Data rows ->

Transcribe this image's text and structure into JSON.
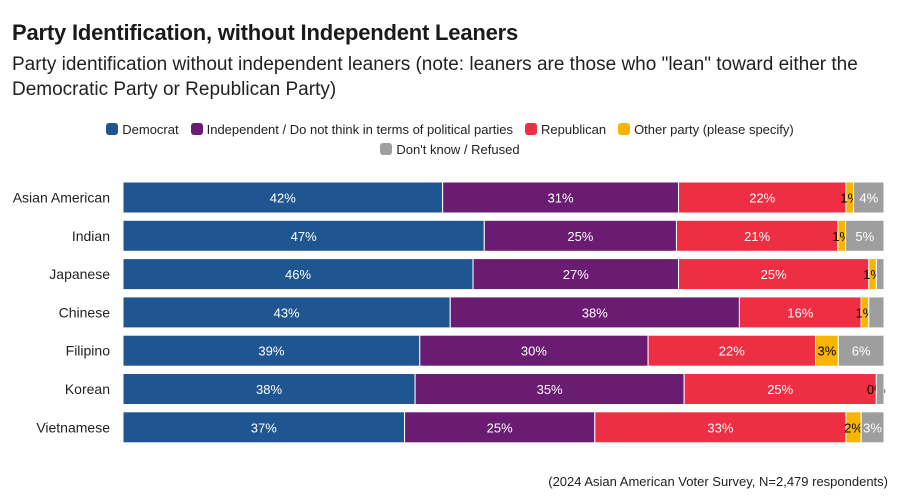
{
  "chart_data": {
    "type": "bar",
    "orientation": "horizontal",
    "stacked": true,
    "percent_stacked": true,
    "title": "Party Identification, without Independent Leaners",
    "subtitle": "Party identification without independent leaners (note: leaners are those who \"lean\" toward either the Democratic Party or Republican Party)",
    "caption": "(2024 Asian American Voter Survey, N=2,479 respondents)",
    "legend_position": "top",
    "categories": [
      "Asian American",
      "Indian",
      "Japanese",
      "Chinese",
      "Filipino",
      "Korean",
      "Vietnamese"
    ],
    "series": [
      {
        "name": "Democrat",
        "color": "#1f5591",
        "values": [
          42,
          47,
          46,
          43,
          39,
          38,
          37
        ]
      },
      {
        "name": "Independent / Do not think in terms of political parties",
        "color": "#6a1b72",
        "values": [
          31,
          25,
          27,
          38,
          30,
          35,
          25
        ]
      },
      {
        "name": "Republican",
        "color": "#ee2e42",
        "values": [
          22,
          21,
          25,
          16,
          22,
          25,
          33
        ]
      },
      {
        "name": "Other party (please specify)",
        "color": "#f7b500",
        "values": [
          1,
          1,
          1,
          1,
          3,
          0,
          2
        ]
      },
      {
        "name": "Don't know / Refused",
        "color": "#9e9e9e",
        "values": [
          4,
          5,
          1,
          2,
          6,
          1,
          3
        ]
      }
    ],
    "data_labels": [
      [
        "42%",
        "31%",
        "22%",
        "1%",
        "4%"
      ],
      [
        "47%",
        "25%",
        "21%",
        "1%",
        "5%"
      ],
      [
        "46%",
        "27%",
        "25%",
        "1%",
        ""
      ],
      [
        "43%",
        "38%",
        "16%",
        "1%",
        ""
      ],
      [
        "39%",
        "30%",
        "22%",
        "3%",
        "6%"
      ],
      [
        "38%",
        "35%",
        "25%",
        "0%",
        ""
      ],
      [
        "37%",
        "25%",
        "33%",
        "2%",
        "3%"
      ]
    ],
    "label_text_colors": [
      "#ffffff",
      "#ffffff",
      "#ffffff",
      "#000000",
      "#ffffff"
    ],
    "xlim": [
      0,
      100
    ],
    "grid": false
  }
}
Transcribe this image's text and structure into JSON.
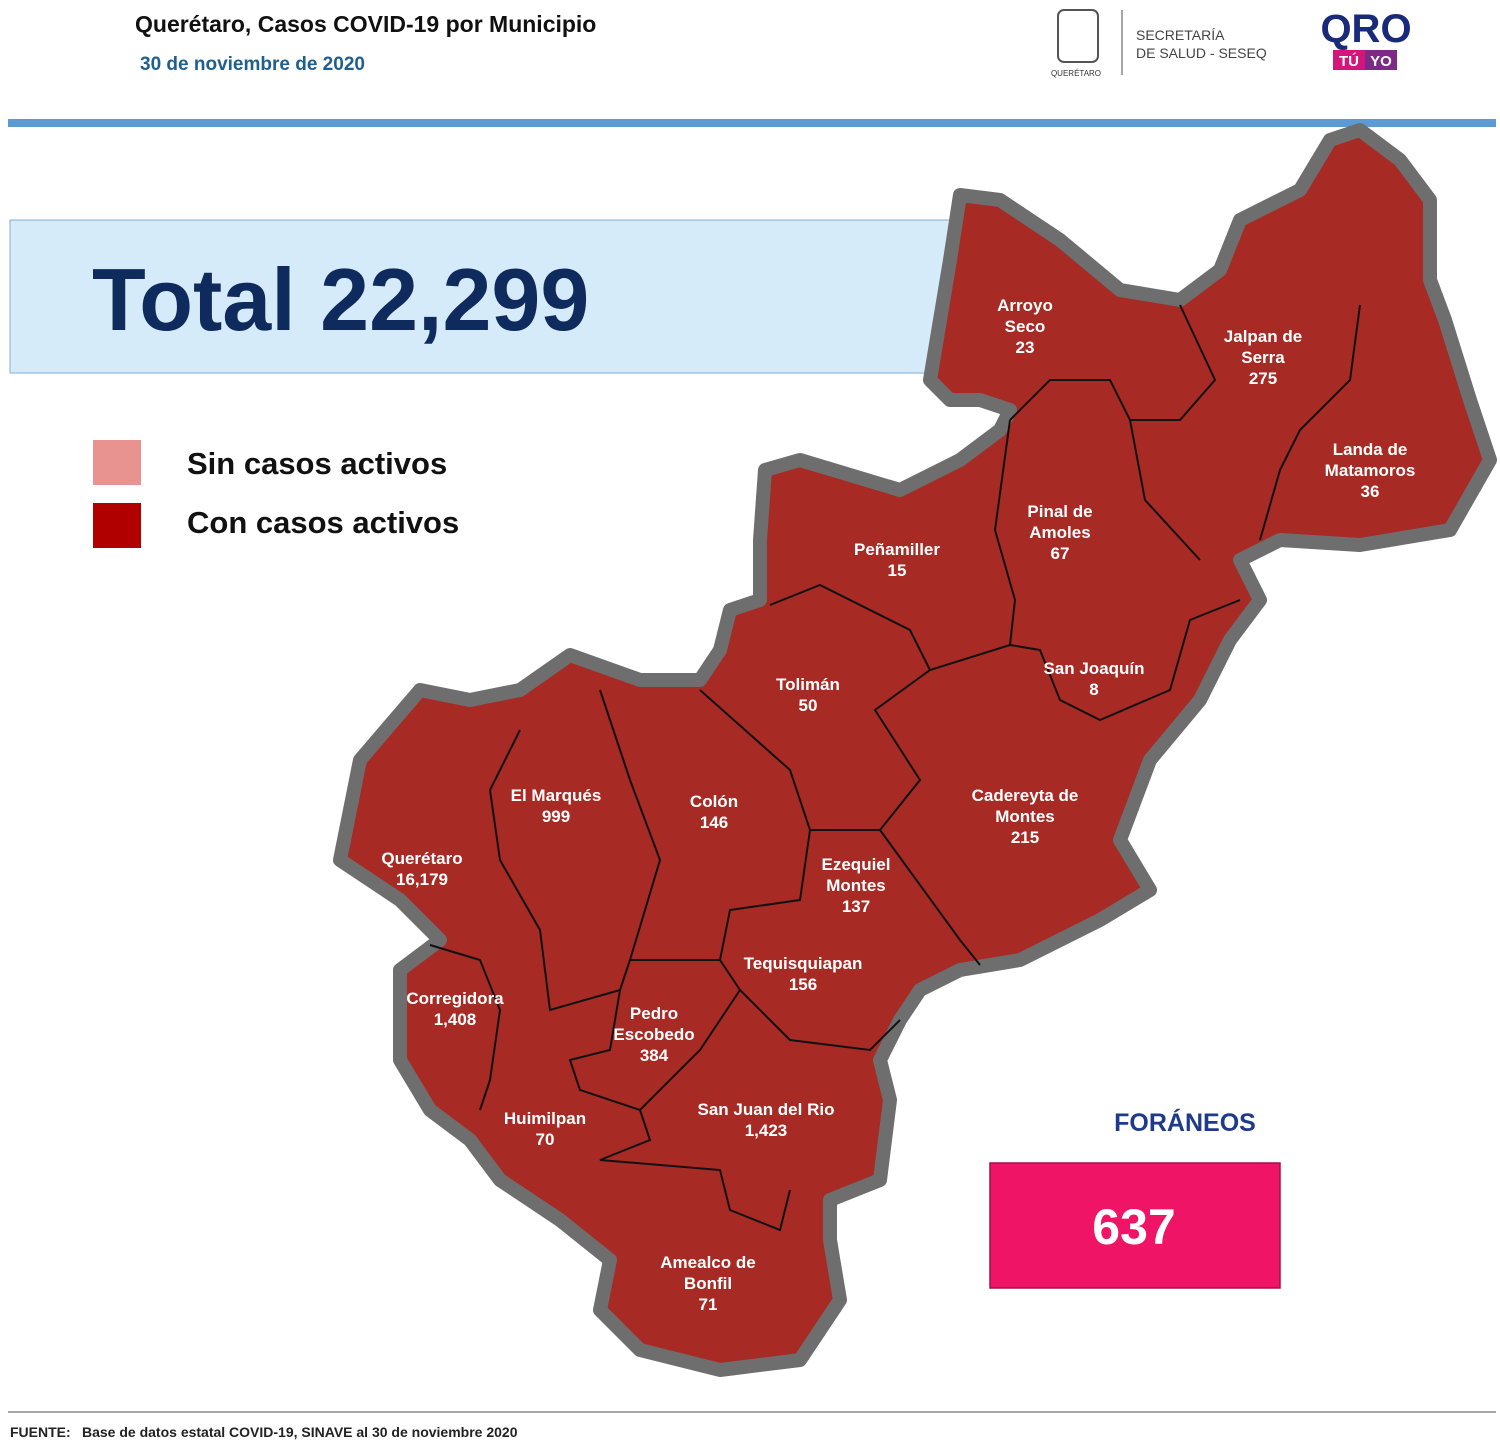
{
  "header": {
    "title": "Querétaro, Casos COVID-19 por Municipio",
    "date": "30 de noviembre de 2020",
    "logo_state": "QUERÉTARO",
    "logo_dept": [
      "SECRETARÍA",
      "DE SALUD - SESEQ"
    ],
    "logo_qro": "QRO",
    "logo_tu": "TÚ",
    "logo_yo": "YO"
  },
  "total": {
    "label": "Total",
    "value": "22,299"
  },
  "legend": [
    {
      "label": "Sin casos activos",
      "color": "#e8938f"
    },
    {
      "label": "Con casos activos",
      "color": "#b00000"
    }
  ],
  "municipalities": [
    {
      "name": [
        "Arroyo",
        "Seco"
      ],
      "cases": "23"
    },
    {
      "name": [
        "Jalpan de",
        "Serra"
      ],
      "cases": "275"
    },
    {
      "name": [
        "Landa de",
        "Matamoros"
      ],
      "cases": "36"
    },
    {
      "name": [
        "Pinal de",
        "Amoles"
      ],
      "cases": "67"
    },
    {
      "name": [
        "Peñamiller"
      ],
      "cases": "15"
    },
    {
      "name": [
        "San Joaquín"
      ],
      "cases": "8"
    },
    {
      "name": [
        "Tolimán"
      ],
      "cases": "50"
    },
    {
      "name": [
        "Cadereyta de",
        "Montes"
      ],
      "cases": "215"
    },
    {
      "name": [
        "El  Marqués"
      ],
      "cases": "999"
    },
    {
      "name": [
        "Colón"
      ],
      "cases": "146"
    },
    {
      "name": [
        "Querétaro"
      ],
      "cases": "16,179"
    },
    {
      "name": [
        "Ezequiel",
        "Montes"
      ],
      "cases": "137"
    },
    {
      "name": [
        "Tequisquiapan"
      ],
      "cases": "156"
    },
    {
      "name": [
        "Corregidora"
      ],
      "cases": "1,408"
    },
    {
      "name": [
        "Pedro",
        "Escobedo"
      ],
      "cases": "384"
    },
    {
      "name": [
        "Huimilpan"
      ],
      "cases": "70"
    },
    {
      "name": [
        "San Juan del Rio"
      ],
      "cases": "1,423"
    },
    {
      "name": [
        "Amealco de",
        "Bonfil"
      ],
      "cases": "71"
    }
  ],
  "foraneos": {
    "label": "FORÁNEOS",
    "value": "637"
  },
  "footer": {
    "label": "FUENTE:",
    "text": "Base de datos estatal COVID-19, SINAVE al 30 de noviembre 2020"
  }
}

What is being asked -> Say how many lines in the entries contain the string "Asian", and say nothing else.

Answer below -> 2